Problem statement: Set the listing down again in full, word for word, with the pictures left out.
※ ※ ※
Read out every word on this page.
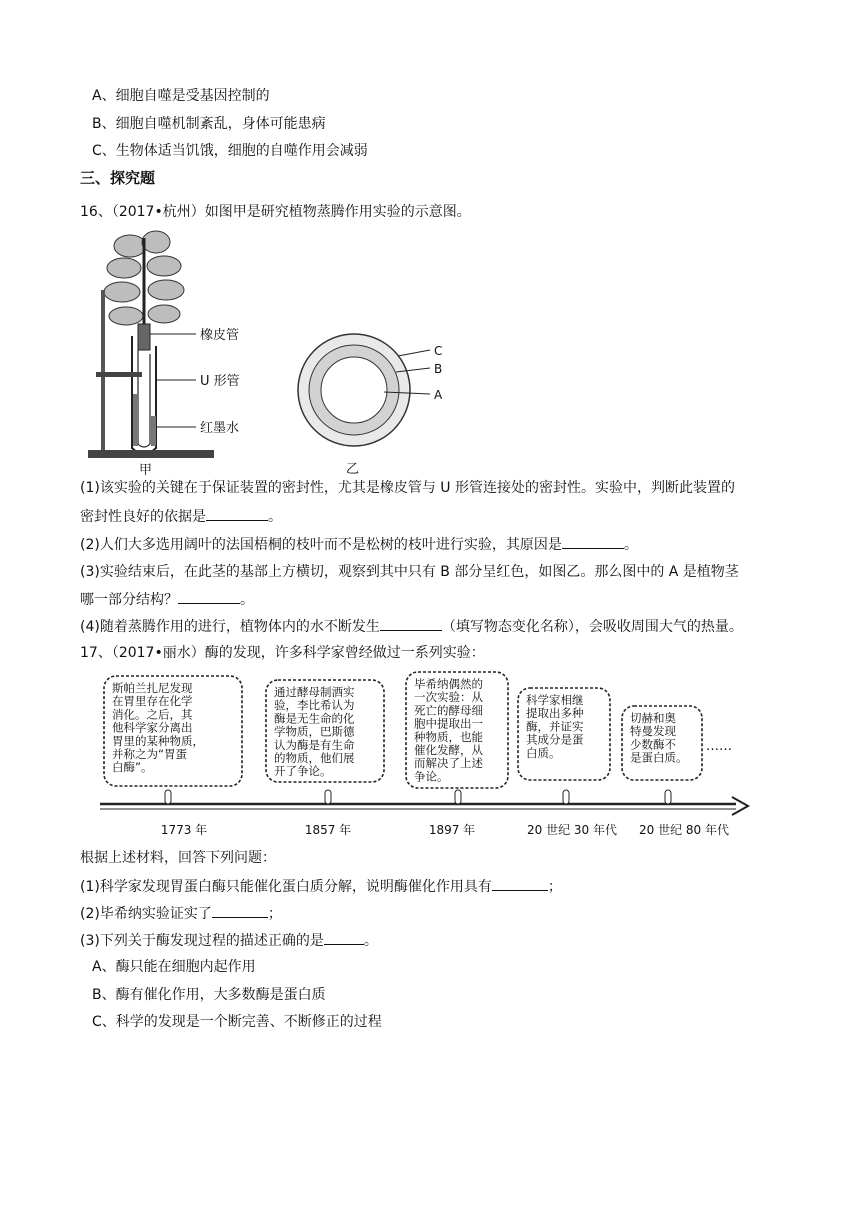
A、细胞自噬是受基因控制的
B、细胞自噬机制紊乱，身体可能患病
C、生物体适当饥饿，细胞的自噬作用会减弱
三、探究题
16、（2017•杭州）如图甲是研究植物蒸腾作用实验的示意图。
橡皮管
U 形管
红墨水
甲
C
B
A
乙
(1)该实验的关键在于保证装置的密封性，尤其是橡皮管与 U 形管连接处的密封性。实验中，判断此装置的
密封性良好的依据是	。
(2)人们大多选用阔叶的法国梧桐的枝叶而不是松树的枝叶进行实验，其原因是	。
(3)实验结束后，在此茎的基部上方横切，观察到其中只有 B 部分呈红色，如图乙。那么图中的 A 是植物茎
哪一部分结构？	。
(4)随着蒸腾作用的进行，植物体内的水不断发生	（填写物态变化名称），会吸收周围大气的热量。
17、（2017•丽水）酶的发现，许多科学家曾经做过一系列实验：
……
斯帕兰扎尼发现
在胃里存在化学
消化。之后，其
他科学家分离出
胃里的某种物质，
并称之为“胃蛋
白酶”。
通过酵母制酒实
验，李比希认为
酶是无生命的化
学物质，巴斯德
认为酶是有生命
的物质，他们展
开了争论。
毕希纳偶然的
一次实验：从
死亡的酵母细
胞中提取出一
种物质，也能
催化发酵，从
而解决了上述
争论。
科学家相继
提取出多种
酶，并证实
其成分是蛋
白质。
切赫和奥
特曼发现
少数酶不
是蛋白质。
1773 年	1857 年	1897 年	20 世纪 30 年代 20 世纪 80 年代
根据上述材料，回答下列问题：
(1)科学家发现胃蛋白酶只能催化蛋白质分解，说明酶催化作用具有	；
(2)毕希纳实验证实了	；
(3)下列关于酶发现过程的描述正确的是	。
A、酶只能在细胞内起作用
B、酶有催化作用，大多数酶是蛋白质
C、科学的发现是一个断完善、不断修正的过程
※ ※ ※
Reply to the task:
Read out every word on this page.
A、细胞自噬是受基因控制的
B、细胞自噬机制紊乱，身体可能患病
C、生物体适当饥饿，细胞的自噬作用会减弱
三、探究题
16、（2017•杭州）如图甲是研究植物蒸腾作用实验的示意图。
橡皮管
U 形管
红墨水
甲
C
B
A
乙
(1)该实验的关键在于保证装置的密封性，尤其是橡皮管与 U 形管连接处的密封性。实验中，判断此装置的
密封性良好的依据是	。
(2)人们大多选用阔叶的法国梧桐的枝叶而不是松树的枝叶进行实验，其原因是	。
(3)实验结束后，在此茎的基部上方横切，观察到其中只有 B 部分呈红色，如图乙。那么图中的 A 是植物茎
哪一部分结构？	。
(4)随着蒸腾作用的进行，植物体内的水不断发生	（填写物态变化名称），会吸收周围大气的热量。
17、（2017•丽水）酶的发现，许多科学家曾经做过一系列实验：
……
斯帕兰扎尼发现
在胃里存在化学
消化。之后，其
他科学家分离出
胃里的某种物质，
并称之为“胃蛋
白酶”。
通过酵母制酒实
验，李比希认为
酶是无生命的化
学物质，巴斯德
认为酶是有生命
的物质，他们展
开了争论。
毕希纳偶然的
一次实验：从
死亡的酵母细
胞中提取出一
种物质，也能
催化发酵，从
而解决了上述
争论。
科学家相继
提取出多种
酶，并证实
其成分是蛋
白质。
切赫和奥
特曼发现
少数酶不
是蛋白质。
1773 年	1857 年	1897 年	20 世纪 30 年代 20 世纪 80 年代
根据上述材料，回答下列问题：
(1)科学家发现胃蛋白酶只能催化蛋白质分解，说明酶催化作用具有	；
(2)毕希纳实验证实了	；
(3)下列关于酶发现过程的描述正确的是	。
A、酶只能在细胞内起作用
B、酶有催化作用，大多数酶是蛋白质
C、科学的发现是一个断完善、不断修正的过程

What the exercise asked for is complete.